--- Start Data supplied ---

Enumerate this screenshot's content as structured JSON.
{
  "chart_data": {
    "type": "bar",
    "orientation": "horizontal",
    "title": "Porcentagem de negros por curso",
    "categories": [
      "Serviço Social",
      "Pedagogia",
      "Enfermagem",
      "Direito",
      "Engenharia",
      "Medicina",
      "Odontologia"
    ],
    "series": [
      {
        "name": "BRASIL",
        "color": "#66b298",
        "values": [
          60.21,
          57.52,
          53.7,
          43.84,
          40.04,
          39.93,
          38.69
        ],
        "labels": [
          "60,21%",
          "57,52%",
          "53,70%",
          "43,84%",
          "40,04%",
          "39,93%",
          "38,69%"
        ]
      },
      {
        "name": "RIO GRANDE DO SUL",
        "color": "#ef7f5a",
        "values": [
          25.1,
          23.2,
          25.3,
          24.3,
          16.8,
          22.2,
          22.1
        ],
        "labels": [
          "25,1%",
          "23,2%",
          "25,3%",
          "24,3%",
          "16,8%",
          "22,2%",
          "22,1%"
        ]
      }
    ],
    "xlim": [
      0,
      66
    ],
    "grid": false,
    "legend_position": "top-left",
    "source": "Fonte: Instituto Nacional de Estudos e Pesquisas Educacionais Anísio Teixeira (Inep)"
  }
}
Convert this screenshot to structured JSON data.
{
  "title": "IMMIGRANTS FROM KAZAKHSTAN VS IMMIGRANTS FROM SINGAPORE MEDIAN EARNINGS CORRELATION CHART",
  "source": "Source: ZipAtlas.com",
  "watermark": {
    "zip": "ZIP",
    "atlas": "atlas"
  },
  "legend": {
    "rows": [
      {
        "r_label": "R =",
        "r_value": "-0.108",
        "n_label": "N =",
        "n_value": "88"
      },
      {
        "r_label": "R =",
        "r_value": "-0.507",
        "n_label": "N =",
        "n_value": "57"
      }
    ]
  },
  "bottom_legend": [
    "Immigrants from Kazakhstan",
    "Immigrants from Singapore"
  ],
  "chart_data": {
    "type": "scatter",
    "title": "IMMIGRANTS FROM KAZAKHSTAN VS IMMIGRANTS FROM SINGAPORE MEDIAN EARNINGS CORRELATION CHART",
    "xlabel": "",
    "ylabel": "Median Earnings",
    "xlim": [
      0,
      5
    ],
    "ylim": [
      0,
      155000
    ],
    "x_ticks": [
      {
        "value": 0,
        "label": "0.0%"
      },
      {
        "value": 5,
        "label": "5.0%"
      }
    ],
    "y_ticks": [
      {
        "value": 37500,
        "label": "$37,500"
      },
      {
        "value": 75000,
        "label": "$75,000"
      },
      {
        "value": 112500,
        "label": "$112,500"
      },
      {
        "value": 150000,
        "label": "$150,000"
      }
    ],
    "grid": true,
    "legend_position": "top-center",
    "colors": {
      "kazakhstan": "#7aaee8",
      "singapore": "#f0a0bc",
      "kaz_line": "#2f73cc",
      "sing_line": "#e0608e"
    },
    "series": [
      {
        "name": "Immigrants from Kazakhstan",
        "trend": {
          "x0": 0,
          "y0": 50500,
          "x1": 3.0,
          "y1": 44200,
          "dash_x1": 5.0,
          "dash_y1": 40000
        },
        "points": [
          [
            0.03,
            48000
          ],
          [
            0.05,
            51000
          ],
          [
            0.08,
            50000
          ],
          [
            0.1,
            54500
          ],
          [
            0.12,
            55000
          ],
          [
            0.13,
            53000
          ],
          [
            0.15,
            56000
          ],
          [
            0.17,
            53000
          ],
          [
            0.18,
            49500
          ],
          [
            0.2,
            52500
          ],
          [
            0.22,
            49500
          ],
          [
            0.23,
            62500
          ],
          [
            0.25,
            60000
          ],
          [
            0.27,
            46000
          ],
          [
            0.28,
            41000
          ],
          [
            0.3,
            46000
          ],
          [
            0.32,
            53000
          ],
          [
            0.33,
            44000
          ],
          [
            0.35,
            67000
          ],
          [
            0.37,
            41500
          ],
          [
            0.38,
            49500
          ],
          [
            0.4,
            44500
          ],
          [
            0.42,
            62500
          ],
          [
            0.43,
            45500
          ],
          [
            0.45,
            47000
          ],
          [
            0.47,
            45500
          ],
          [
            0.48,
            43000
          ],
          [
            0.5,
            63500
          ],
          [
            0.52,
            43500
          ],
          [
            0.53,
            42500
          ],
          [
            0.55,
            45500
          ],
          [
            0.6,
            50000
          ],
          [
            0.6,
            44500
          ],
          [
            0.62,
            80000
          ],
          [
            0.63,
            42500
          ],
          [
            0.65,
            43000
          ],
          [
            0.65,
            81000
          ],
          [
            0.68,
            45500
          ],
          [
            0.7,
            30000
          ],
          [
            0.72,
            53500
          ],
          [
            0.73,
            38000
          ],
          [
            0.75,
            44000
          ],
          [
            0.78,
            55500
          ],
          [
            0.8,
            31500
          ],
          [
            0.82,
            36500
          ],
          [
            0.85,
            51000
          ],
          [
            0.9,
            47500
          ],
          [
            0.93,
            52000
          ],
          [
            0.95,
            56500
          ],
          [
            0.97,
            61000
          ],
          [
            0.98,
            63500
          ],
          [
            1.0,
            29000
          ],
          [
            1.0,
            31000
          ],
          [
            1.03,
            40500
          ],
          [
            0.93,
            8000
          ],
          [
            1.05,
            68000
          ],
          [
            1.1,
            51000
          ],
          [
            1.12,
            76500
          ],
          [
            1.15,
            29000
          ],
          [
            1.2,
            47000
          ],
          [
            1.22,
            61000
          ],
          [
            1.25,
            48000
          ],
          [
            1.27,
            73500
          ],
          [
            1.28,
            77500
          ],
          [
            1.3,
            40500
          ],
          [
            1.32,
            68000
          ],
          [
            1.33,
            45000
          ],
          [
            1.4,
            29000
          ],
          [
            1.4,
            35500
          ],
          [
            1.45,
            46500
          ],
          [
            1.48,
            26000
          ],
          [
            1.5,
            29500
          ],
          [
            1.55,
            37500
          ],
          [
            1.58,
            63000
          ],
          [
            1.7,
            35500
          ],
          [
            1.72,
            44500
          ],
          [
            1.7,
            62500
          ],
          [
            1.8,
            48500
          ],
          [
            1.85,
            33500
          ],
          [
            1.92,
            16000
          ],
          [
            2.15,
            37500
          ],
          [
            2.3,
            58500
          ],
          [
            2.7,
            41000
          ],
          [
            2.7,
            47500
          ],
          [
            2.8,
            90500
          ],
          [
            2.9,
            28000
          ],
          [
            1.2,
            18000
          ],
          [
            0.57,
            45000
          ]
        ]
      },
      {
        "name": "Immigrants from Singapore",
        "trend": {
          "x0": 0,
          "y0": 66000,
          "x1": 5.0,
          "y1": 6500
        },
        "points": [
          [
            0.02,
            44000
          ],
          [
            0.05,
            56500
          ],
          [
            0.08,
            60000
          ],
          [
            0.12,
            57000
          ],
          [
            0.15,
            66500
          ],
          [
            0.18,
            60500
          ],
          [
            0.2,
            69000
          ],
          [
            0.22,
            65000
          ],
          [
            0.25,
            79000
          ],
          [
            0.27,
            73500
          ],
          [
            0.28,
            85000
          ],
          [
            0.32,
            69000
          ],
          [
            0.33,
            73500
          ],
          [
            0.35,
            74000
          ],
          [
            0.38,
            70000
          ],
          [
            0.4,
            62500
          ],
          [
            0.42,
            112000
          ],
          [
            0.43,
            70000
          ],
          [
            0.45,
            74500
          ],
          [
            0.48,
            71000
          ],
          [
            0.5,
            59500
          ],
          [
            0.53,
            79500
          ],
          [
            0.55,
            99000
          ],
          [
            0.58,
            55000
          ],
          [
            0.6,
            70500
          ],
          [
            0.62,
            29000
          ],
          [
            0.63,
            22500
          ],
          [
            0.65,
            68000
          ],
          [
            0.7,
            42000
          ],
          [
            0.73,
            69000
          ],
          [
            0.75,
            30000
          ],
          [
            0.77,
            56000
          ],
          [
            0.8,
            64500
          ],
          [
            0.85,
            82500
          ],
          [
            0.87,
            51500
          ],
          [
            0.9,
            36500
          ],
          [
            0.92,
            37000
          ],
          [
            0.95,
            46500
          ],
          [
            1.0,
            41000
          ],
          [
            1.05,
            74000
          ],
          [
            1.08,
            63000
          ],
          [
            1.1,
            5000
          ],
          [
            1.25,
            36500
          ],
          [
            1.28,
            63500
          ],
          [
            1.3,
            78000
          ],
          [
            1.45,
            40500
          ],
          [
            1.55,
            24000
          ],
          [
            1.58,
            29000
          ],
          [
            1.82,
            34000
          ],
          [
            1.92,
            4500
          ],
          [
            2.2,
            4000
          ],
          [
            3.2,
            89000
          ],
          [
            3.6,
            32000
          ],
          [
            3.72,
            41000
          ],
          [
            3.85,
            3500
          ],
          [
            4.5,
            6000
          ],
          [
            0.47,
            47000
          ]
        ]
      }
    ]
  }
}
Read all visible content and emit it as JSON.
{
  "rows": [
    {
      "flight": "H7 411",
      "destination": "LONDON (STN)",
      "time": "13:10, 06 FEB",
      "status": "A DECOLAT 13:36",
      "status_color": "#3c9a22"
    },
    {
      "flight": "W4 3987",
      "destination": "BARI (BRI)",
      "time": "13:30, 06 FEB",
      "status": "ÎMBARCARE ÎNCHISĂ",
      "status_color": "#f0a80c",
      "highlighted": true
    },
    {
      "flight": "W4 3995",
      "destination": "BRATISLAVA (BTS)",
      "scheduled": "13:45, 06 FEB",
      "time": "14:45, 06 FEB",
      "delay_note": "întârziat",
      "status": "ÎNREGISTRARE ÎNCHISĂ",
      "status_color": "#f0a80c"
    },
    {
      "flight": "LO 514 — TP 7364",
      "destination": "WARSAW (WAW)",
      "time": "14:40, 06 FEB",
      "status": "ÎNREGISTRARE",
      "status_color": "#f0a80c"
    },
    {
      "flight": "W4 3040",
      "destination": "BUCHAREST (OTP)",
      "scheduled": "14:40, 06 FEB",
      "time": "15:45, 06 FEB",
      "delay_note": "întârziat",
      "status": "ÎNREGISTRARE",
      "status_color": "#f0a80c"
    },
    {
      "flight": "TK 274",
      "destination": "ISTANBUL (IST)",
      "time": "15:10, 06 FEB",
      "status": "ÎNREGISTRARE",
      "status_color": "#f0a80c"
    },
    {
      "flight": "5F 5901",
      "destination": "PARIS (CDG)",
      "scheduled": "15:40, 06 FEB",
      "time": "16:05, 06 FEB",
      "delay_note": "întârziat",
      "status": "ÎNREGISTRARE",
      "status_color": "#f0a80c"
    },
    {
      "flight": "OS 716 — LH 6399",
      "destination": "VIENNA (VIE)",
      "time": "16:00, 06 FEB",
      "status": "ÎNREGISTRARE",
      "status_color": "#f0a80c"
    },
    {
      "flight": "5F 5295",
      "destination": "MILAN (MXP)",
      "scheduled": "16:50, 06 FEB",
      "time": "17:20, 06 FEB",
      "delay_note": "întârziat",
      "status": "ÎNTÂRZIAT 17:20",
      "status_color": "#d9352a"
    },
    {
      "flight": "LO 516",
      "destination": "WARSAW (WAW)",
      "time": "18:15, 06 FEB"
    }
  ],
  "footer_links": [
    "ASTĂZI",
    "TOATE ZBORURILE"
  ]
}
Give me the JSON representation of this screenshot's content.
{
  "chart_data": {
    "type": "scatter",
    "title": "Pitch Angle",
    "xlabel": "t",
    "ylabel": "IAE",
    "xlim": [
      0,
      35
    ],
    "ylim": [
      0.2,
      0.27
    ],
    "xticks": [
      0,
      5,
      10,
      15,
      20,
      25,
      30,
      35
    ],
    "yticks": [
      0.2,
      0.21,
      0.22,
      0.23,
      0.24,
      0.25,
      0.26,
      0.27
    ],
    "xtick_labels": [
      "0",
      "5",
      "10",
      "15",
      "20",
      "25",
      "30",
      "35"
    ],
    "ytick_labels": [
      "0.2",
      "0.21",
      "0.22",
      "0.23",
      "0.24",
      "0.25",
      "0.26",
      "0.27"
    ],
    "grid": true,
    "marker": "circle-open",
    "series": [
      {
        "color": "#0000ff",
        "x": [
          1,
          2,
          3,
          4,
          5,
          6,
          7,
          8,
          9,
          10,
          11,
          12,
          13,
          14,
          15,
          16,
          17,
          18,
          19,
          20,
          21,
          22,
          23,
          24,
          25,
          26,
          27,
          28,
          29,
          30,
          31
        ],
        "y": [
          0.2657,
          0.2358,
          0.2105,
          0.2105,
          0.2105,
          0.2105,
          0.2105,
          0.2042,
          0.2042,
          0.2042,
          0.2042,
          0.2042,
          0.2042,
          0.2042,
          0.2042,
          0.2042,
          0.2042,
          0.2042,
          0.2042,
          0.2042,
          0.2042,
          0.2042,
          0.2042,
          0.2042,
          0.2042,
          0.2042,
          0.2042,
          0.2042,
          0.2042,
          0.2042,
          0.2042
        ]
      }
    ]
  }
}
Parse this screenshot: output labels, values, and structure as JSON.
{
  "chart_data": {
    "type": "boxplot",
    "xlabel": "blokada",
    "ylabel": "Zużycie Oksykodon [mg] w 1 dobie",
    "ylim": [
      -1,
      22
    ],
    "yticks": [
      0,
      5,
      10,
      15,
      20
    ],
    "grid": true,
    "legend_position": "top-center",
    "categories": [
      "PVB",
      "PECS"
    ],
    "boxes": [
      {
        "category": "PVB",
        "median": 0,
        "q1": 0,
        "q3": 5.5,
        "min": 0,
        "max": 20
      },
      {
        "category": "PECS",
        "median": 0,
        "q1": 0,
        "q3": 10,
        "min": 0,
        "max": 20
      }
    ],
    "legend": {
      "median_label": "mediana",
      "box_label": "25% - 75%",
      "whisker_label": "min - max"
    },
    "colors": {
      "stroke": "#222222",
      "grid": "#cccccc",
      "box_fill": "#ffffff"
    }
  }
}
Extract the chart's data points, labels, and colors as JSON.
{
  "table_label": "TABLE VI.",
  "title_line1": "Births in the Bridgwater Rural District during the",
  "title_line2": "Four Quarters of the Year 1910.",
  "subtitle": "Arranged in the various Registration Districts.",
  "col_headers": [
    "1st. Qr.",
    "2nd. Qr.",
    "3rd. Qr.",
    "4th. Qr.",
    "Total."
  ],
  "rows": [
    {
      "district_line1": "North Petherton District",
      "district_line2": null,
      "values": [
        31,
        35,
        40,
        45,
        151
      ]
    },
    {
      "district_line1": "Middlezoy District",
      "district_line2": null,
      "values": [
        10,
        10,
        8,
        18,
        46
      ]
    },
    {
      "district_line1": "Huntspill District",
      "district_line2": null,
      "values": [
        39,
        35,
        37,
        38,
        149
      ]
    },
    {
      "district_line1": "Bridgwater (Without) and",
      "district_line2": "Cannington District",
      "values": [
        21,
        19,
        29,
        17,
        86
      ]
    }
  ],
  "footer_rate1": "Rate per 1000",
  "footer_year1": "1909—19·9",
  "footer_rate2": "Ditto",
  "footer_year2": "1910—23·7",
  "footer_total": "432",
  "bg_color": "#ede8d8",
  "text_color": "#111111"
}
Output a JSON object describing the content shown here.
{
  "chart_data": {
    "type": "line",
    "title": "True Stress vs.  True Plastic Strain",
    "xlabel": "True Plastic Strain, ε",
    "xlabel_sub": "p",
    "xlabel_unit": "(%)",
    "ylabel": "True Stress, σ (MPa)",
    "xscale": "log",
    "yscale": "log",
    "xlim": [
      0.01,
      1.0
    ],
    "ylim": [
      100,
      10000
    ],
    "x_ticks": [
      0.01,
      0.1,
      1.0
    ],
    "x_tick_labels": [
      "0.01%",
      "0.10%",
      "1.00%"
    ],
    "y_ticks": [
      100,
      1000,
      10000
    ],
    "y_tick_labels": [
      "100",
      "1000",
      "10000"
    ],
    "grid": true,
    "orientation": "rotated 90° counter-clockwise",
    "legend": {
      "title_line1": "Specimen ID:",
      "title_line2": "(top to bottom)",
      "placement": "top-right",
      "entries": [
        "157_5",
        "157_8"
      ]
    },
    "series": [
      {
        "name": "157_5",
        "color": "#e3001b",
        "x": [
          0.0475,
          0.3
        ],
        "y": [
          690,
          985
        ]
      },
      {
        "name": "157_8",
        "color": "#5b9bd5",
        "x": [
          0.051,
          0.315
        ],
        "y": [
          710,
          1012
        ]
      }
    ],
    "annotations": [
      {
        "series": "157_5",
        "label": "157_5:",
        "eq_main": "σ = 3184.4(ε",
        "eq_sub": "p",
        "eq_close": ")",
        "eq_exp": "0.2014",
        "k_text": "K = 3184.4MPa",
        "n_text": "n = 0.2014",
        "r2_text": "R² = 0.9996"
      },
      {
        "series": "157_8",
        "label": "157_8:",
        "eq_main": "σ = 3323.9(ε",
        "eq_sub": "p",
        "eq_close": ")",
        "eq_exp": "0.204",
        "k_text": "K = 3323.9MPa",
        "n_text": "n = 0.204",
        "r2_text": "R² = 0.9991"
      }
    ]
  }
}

--- End Data supplied ---

§ What is asked
Which lines contain the word "Strain"? Return each of them.

§ Expected answer
    "title": "True Stress vs.  True Plastic Strain",
    "xlabel": "True Plastic Strain, ε",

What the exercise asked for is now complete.